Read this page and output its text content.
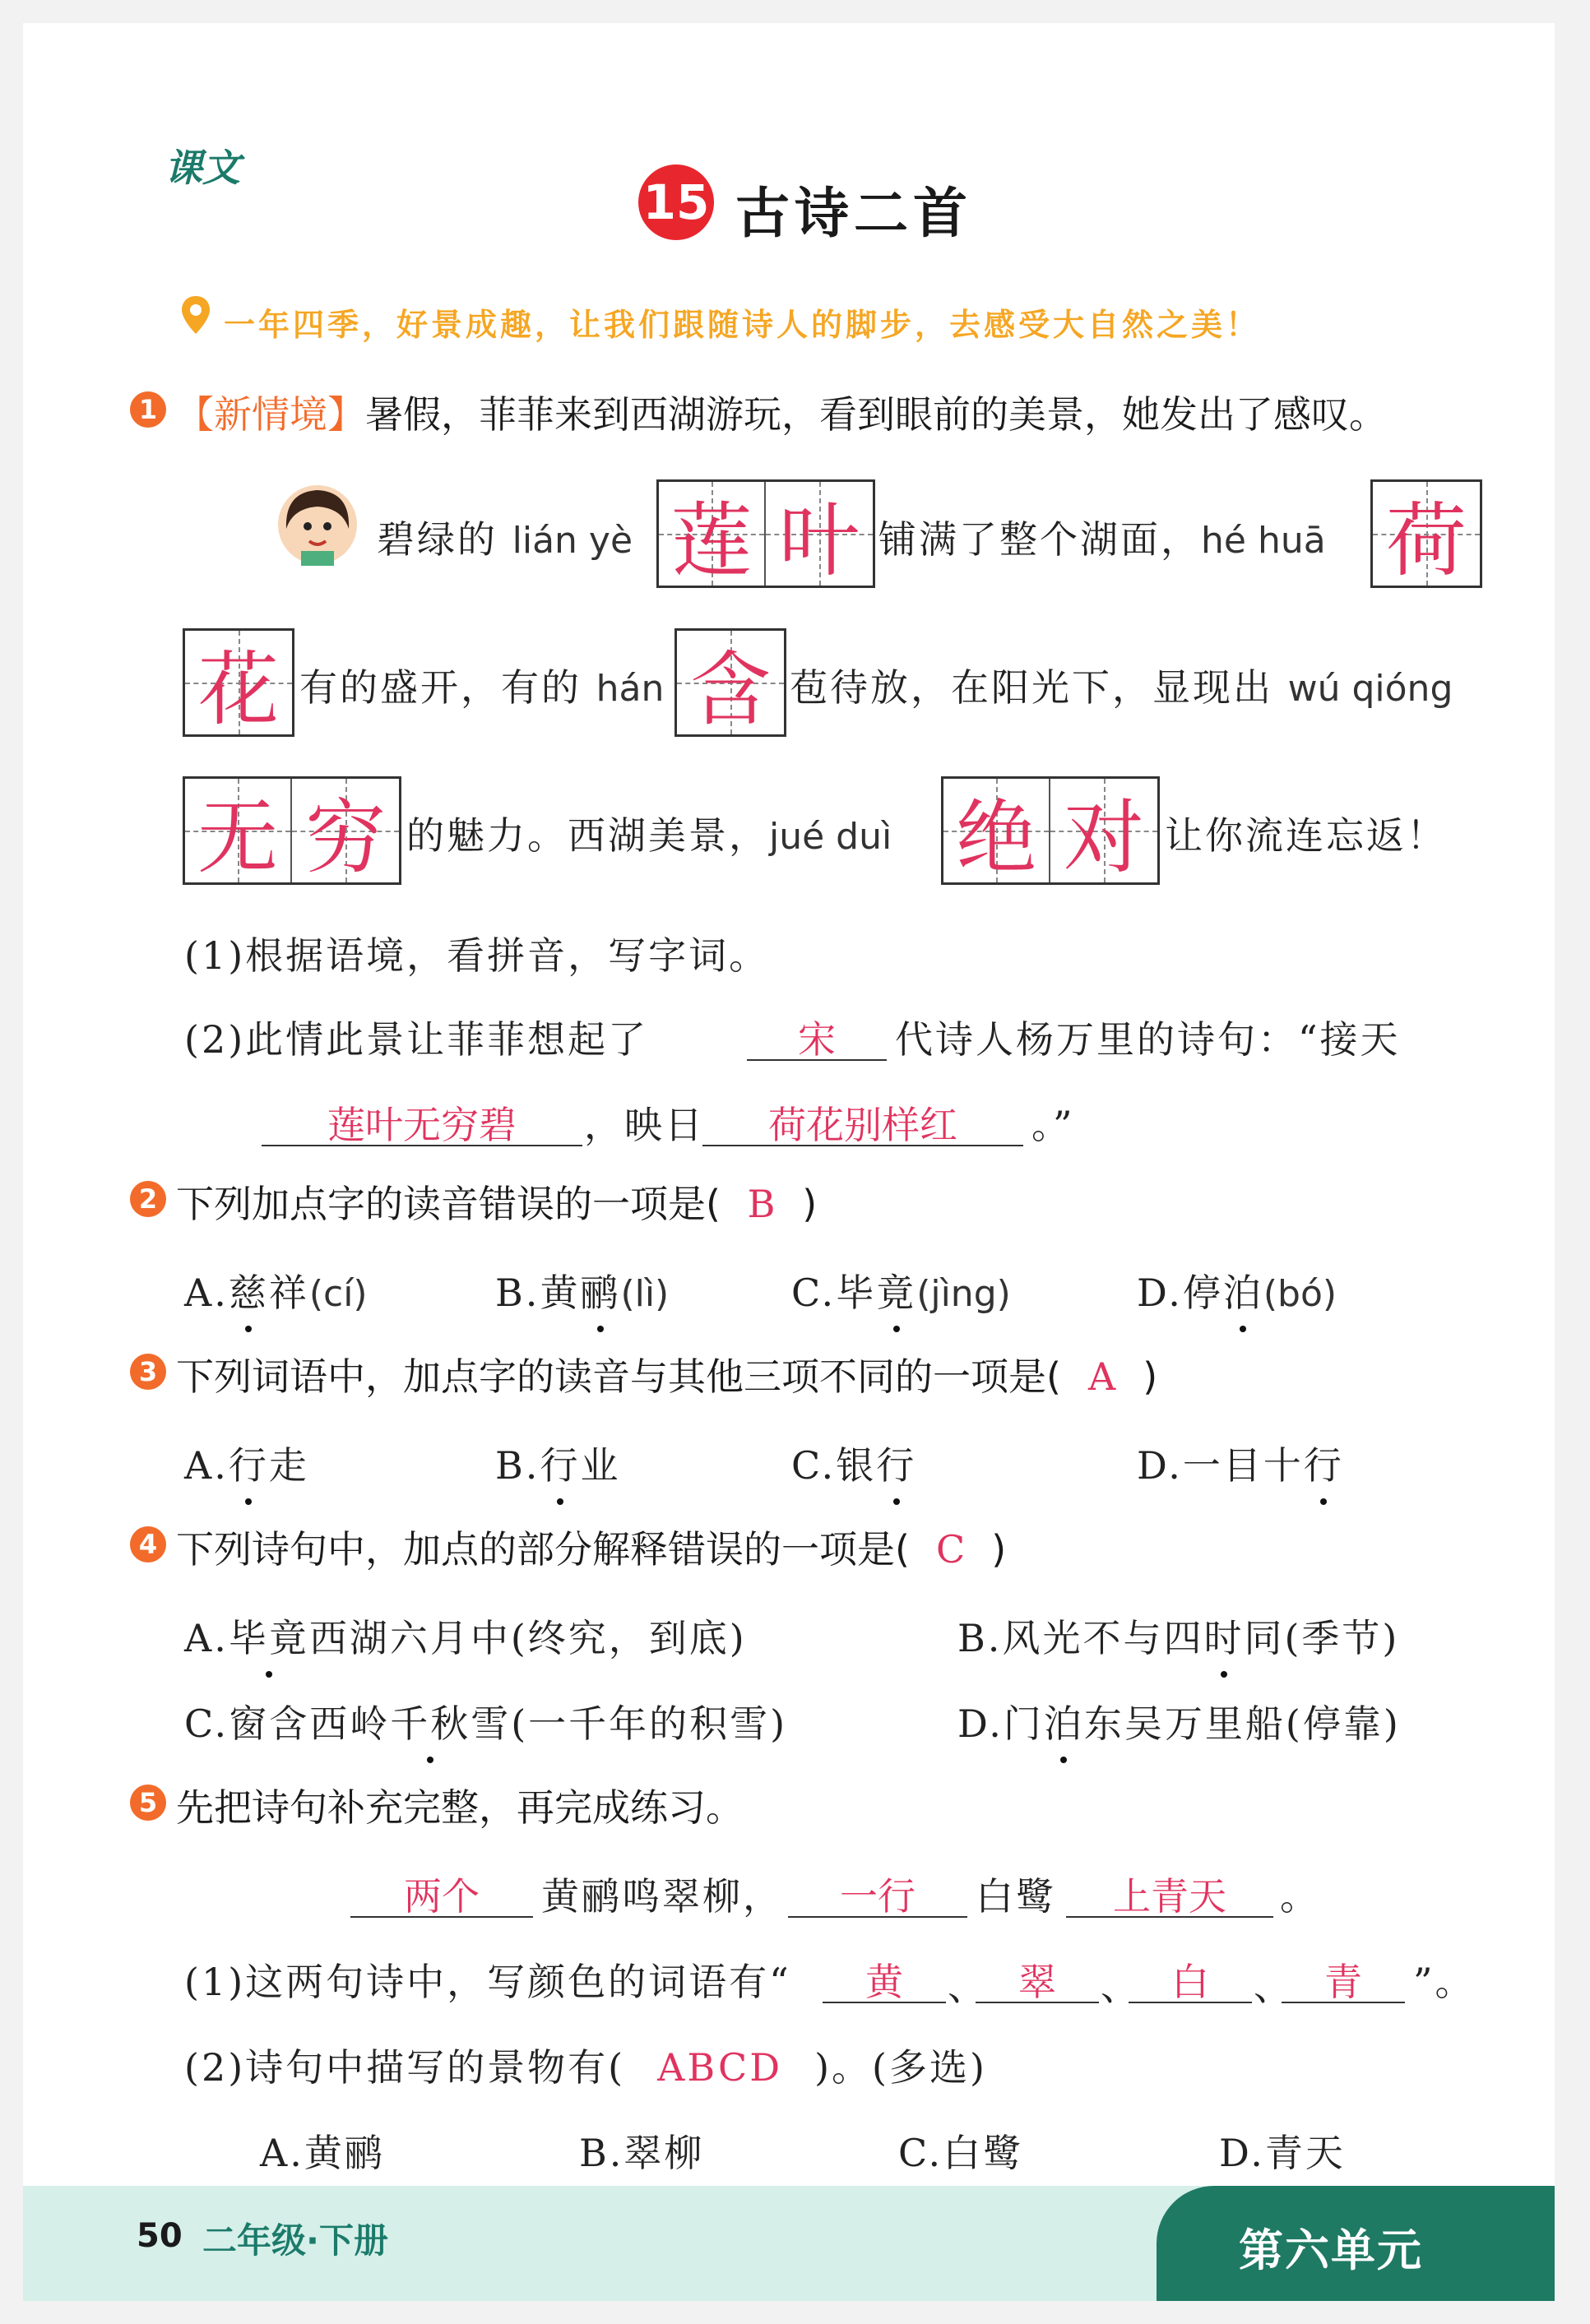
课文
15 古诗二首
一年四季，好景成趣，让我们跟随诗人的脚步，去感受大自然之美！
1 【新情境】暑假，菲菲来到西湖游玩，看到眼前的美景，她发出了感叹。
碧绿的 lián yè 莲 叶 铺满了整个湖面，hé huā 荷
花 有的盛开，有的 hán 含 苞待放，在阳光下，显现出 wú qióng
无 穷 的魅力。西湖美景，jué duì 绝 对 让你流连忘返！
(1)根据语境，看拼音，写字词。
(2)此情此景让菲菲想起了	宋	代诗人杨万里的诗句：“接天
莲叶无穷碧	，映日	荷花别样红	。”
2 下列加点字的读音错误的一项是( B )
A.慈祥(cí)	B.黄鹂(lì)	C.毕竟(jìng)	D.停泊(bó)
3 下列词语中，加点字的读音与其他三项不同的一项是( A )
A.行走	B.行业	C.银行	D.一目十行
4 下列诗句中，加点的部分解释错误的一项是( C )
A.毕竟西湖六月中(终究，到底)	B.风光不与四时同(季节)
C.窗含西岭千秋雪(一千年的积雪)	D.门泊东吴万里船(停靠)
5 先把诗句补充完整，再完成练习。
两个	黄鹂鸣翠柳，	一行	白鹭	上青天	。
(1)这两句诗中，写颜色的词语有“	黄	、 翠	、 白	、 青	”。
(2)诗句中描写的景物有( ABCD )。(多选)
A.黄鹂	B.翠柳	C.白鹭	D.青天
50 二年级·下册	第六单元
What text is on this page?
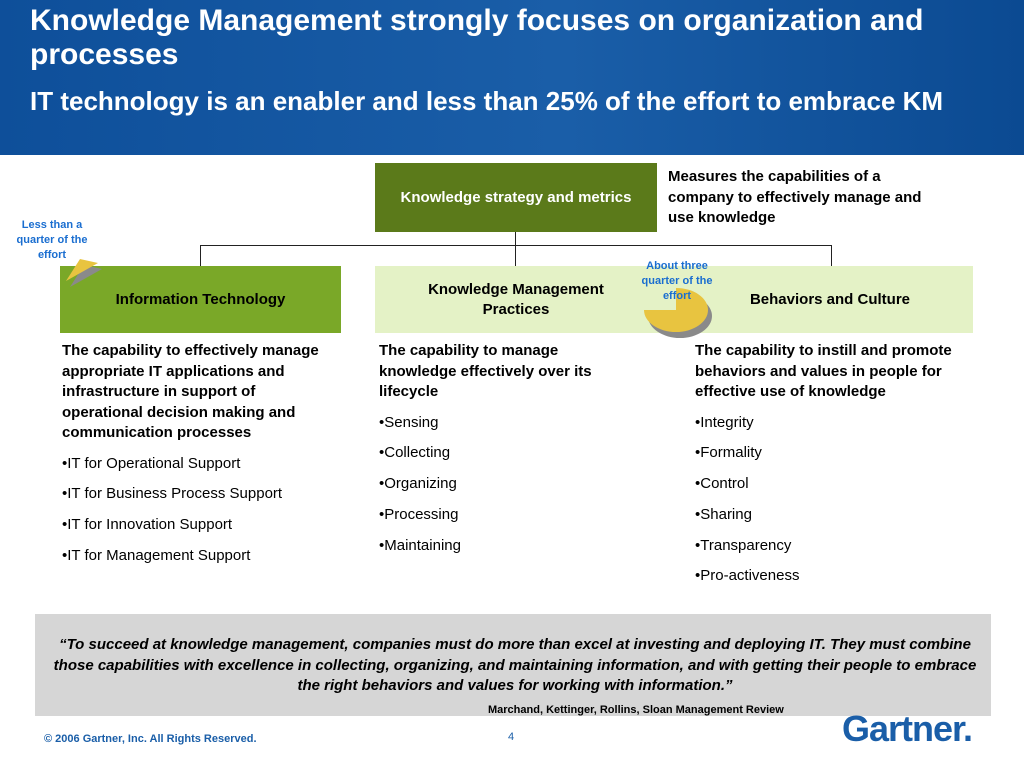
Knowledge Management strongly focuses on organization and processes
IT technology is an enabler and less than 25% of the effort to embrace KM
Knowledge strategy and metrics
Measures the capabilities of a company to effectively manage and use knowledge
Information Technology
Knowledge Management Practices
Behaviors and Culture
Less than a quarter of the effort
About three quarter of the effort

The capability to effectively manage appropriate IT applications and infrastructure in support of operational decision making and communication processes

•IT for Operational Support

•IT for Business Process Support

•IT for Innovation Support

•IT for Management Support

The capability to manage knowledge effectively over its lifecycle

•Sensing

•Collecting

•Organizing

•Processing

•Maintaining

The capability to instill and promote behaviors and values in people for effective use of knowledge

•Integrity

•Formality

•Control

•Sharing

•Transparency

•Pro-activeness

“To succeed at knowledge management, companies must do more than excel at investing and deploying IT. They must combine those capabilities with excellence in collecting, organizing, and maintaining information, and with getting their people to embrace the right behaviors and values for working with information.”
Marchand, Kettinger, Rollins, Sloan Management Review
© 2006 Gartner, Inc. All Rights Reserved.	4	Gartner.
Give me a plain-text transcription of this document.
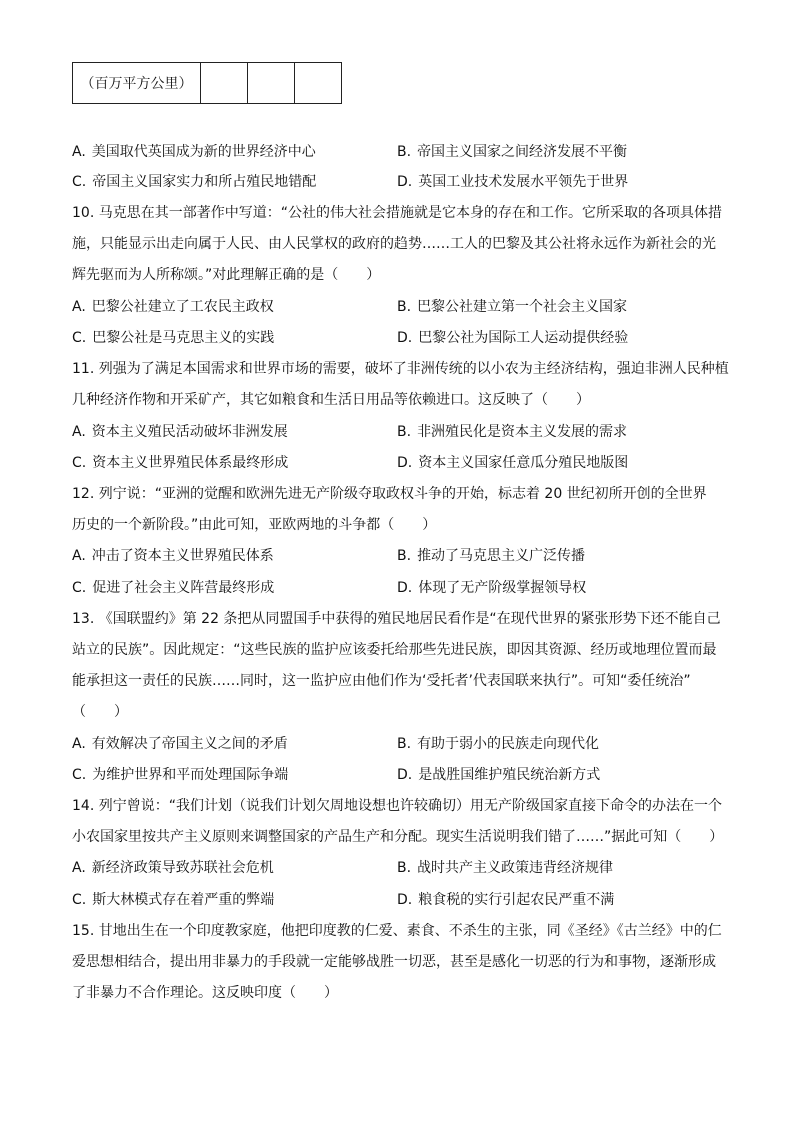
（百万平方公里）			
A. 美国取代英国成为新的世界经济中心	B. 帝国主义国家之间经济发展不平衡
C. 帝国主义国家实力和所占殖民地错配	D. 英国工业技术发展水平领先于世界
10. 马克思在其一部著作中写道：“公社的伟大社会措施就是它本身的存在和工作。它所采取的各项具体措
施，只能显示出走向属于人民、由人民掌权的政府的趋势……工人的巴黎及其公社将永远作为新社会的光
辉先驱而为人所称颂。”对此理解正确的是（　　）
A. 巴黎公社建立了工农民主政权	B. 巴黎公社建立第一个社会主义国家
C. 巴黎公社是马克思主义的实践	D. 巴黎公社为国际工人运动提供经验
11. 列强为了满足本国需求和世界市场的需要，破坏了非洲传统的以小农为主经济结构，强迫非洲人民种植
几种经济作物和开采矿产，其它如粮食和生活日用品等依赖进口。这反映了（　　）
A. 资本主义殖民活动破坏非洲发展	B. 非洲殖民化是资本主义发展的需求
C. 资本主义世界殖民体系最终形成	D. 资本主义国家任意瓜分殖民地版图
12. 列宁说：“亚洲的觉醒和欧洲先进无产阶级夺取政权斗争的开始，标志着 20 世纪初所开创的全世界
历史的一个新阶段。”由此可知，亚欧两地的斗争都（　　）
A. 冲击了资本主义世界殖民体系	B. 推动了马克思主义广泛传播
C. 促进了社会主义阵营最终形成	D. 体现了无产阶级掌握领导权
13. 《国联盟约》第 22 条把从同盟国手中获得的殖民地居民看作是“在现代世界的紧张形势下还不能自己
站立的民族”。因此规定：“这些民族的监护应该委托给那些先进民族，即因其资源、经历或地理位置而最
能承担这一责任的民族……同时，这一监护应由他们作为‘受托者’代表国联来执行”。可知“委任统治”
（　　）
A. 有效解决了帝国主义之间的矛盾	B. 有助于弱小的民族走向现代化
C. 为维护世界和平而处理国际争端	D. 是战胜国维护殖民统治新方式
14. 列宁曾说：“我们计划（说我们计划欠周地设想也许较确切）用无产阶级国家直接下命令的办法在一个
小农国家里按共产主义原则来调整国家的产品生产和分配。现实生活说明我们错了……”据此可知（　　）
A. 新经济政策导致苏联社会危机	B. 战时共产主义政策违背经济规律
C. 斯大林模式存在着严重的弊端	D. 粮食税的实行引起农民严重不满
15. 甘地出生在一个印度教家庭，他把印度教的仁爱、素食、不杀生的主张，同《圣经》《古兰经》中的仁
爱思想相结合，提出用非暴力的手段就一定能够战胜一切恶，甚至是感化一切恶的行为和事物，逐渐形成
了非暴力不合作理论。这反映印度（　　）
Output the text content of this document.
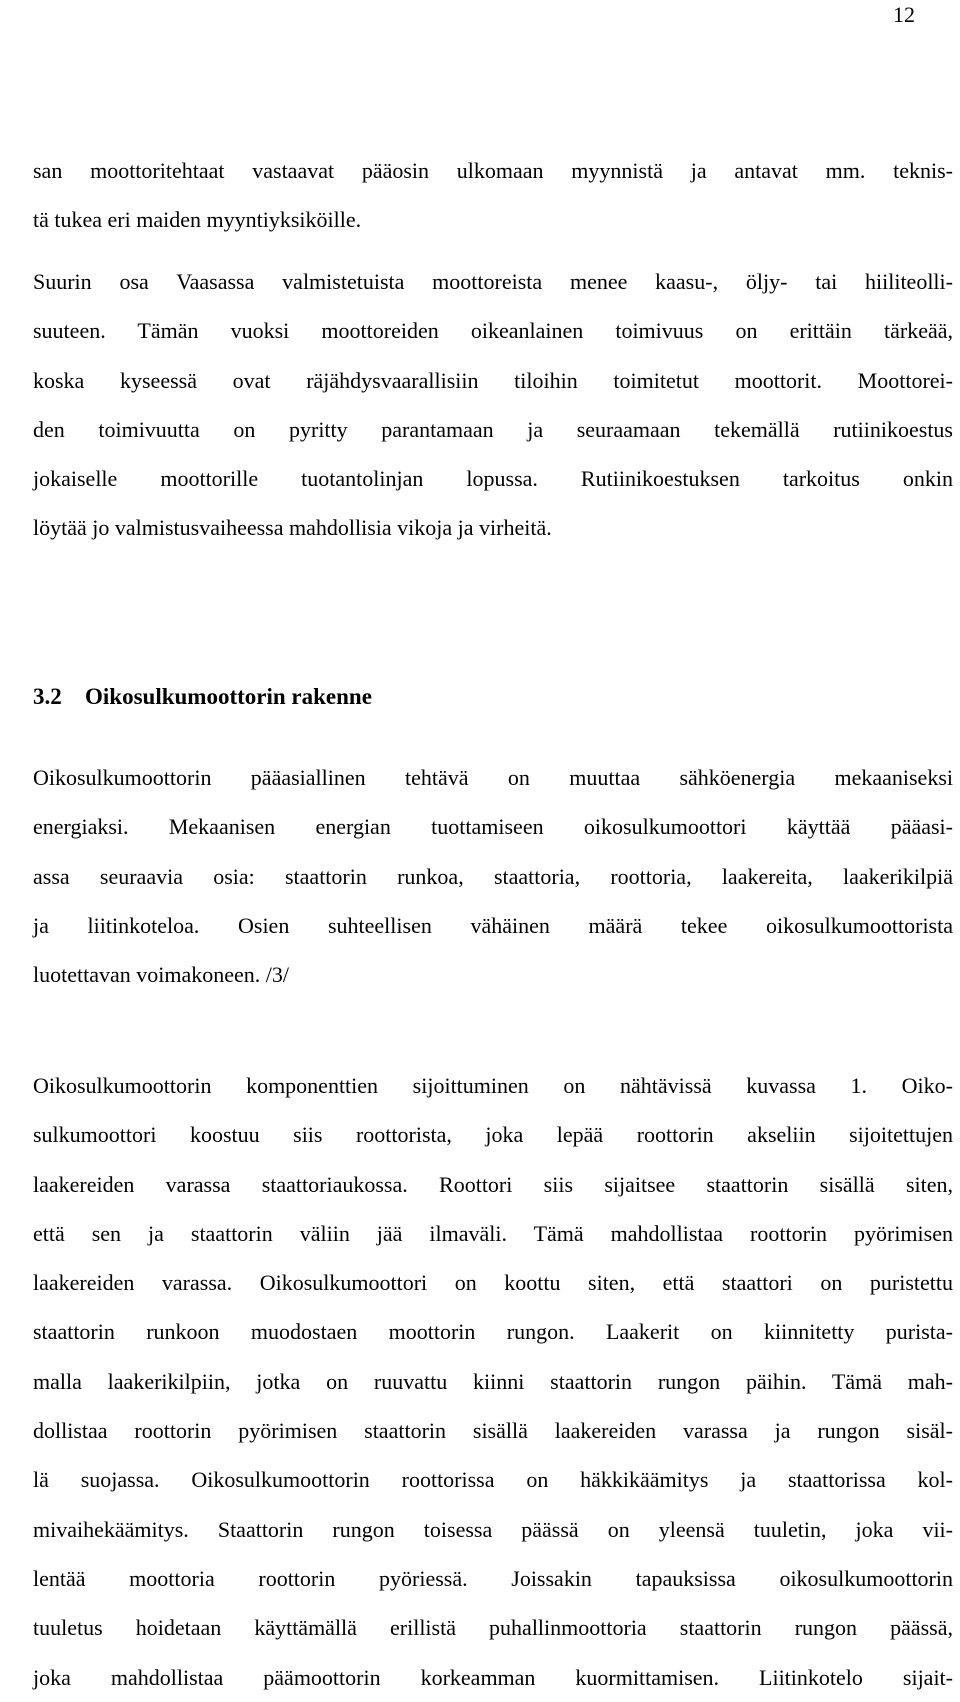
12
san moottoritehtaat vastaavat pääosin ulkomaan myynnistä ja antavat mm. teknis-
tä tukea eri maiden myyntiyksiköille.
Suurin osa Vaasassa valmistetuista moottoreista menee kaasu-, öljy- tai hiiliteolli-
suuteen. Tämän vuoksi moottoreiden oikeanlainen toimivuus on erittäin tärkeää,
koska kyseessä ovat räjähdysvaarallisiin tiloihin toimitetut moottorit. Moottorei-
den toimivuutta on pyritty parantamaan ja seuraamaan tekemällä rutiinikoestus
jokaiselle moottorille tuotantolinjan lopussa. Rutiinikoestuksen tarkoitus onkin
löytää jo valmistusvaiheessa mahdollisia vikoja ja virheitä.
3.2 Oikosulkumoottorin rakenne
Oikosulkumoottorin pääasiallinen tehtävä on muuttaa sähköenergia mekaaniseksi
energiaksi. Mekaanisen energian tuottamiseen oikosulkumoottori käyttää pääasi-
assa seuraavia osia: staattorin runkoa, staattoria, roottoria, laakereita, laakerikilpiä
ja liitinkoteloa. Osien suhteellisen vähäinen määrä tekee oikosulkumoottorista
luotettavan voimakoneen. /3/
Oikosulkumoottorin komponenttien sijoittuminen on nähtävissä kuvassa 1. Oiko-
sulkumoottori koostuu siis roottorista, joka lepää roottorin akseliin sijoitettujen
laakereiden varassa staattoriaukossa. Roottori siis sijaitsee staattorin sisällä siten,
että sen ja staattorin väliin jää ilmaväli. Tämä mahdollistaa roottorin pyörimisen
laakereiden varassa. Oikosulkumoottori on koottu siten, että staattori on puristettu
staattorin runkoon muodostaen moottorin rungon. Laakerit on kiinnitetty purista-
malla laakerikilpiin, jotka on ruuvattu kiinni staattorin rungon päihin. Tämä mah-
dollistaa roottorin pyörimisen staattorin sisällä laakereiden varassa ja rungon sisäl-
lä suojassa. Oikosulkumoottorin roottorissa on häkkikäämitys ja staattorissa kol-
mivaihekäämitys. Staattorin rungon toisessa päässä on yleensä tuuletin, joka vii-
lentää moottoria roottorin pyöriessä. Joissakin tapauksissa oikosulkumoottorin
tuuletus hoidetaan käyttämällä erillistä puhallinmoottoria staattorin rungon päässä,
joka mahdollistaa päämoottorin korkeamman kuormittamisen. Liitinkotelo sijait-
+++
◆ **SET PROBLEM**: List every line above containing the word "processes".

◆ **RESPONSE TO THE EXERCISE**:
Knowledge Management strongly focuses on organization and processes
The capability to effectively manage appropriate IT applications and infrastructure in support of operational decision making and communication processes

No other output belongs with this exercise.